--- start of SOURCE ---

# Remapping trouble?



## henede (Nov 18, 2009)

Just thought of the question which I should really ask!

I am thinking of remapping my Renault master 120 and am not too worried about fuel consumption etc. - just need more torque.

I know everyone has their own opinion and I have heard of some vans giving trouble but has anyone here had any regrets about getting their motorhome done or had any bother with it. 

There is obviously a big difference between the way white van man drives and motorhomes so this might give a more accurate picture.

Have found a company close to home who give a 30 day trial so if it dosen't work for me I can get it put back to original. Means I really only have to worry if it will do any damage to engine.

To summarise - anyone any trouble with engine after remapping motorhome?

Thanks,
Henry.


----------



## DABurleigh (May 9, 2005)

No. Just get it done by a reputable company - look for recommendations on here.

Check that you can get a free remap when your dealer overwrites your map with a firmware update -and you don't want to go to the other end of the country to get it done.

--- end of SOURCE ---
--- start of DATA LINES ---

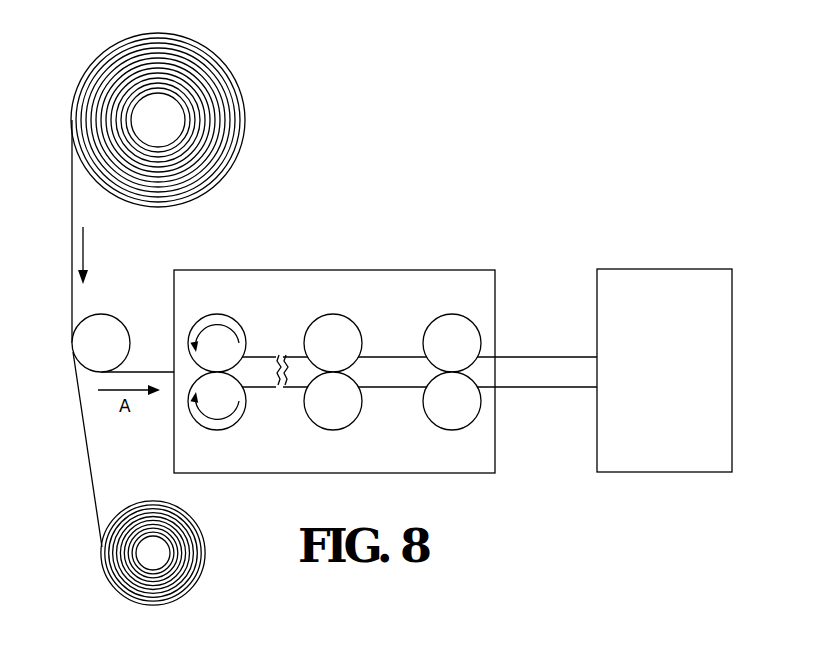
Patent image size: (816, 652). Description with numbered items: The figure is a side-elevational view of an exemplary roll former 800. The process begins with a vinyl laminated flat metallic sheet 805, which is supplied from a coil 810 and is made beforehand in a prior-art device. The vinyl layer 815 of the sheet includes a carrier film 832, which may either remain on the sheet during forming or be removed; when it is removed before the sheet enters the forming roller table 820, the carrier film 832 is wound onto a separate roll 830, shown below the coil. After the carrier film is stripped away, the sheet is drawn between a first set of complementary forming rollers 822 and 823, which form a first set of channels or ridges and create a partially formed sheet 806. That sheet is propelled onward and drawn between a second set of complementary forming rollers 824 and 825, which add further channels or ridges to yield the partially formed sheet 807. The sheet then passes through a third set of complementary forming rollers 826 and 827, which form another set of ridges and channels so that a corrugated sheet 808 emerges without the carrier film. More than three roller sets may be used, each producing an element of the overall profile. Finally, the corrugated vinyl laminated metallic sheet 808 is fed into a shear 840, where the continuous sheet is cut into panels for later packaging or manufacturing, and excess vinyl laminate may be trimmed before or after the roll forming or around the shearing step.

The roll former 800 is at (368, 45).
The vinyl laminated flat metallic sheet 805 is at (72, 200).
The partially formed sheet 806 is at (266, 357).
The partially formed sheet 807 is at (384, 357).
The corrugated sheet 808 is at (535, 357).
The coil of metal strip 810 is at (207, 44).
The vinyl layer 815 is at (72, 275).
The forming roller table 820 is at (434, 270).
The first complementary forming roller 822 is at (244, 344).
The first complementary forming roller 823 is at (238, 405).
The second complementary forming roller 824 is at (358, 341).
The second complementary forming roller 825 is at (355, 405).
The third complementary forming roller 826 is at (460, 336).
The third complementary forming roller 827 is at (433, 405).
The separate roll 830 is at (130, 600).
The carrier film 832 is at (88, 460).
The shear 840 is at (664, 269).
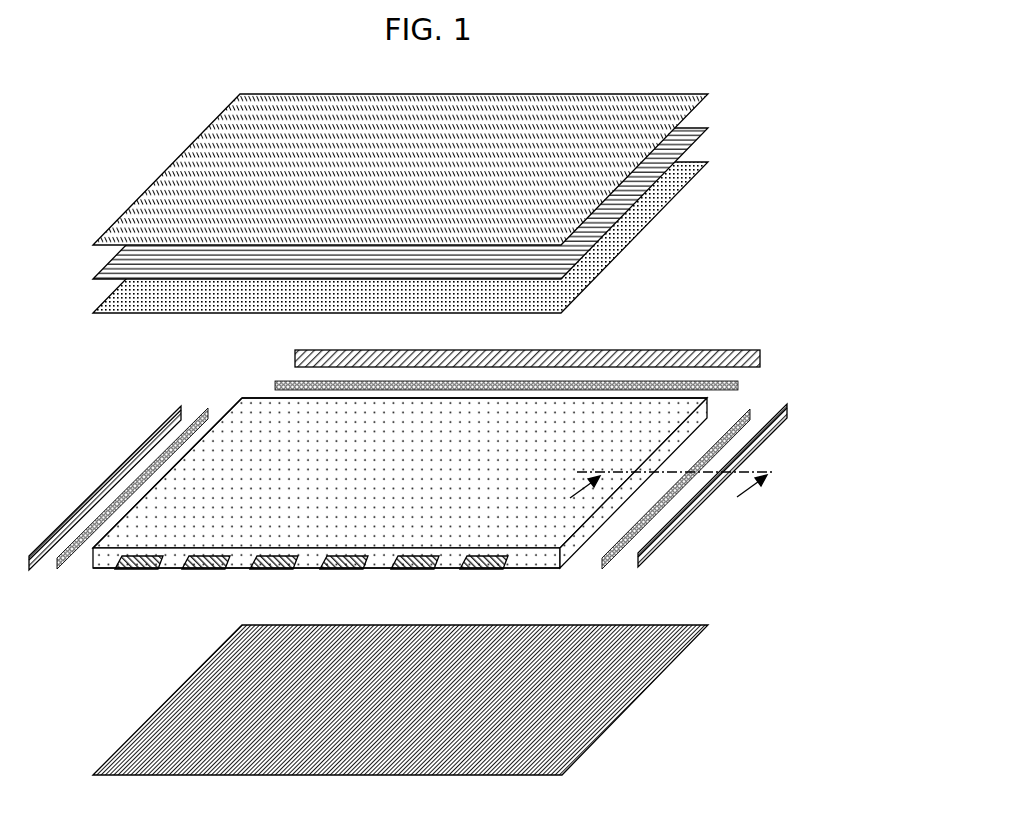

--- end of DATA LINES ---

REQUIRED TASK 1: From the remapping thread, write out the passage starting at "I am thinking" and ending at "damage to engine.".
REQUIRED TASK 2: Condense the paragraph of the remapping thread that begins "Have found a company close to home" into a single shorter sentence that keeps its main facts.
The rows have no connection to the remapping thread.

CORRECT ANSWER 1:
I am thinking of remapping my Renault master 120 and am not too worried about fuel consumption etc. - just need more torque.

I know everyone has their own opinion and I have heard of some vans giving trouble but has anyone here had any regrets about getting their motorhome done or had any bother with it. 

There is obviously a big difference between the way white van man drives and motorhomes so this might give a more accurate picture.

Have found a company close to home who give a 30 day trial so if it dosen't work for me I can get it put back to original. Means I really only have to worry if it will do any damage to engine.

CORRECT ANSWER 2: A nearby company offers a 30-day trial with the option of returning to the original, so the only real worry is whether the remap will damage the engine.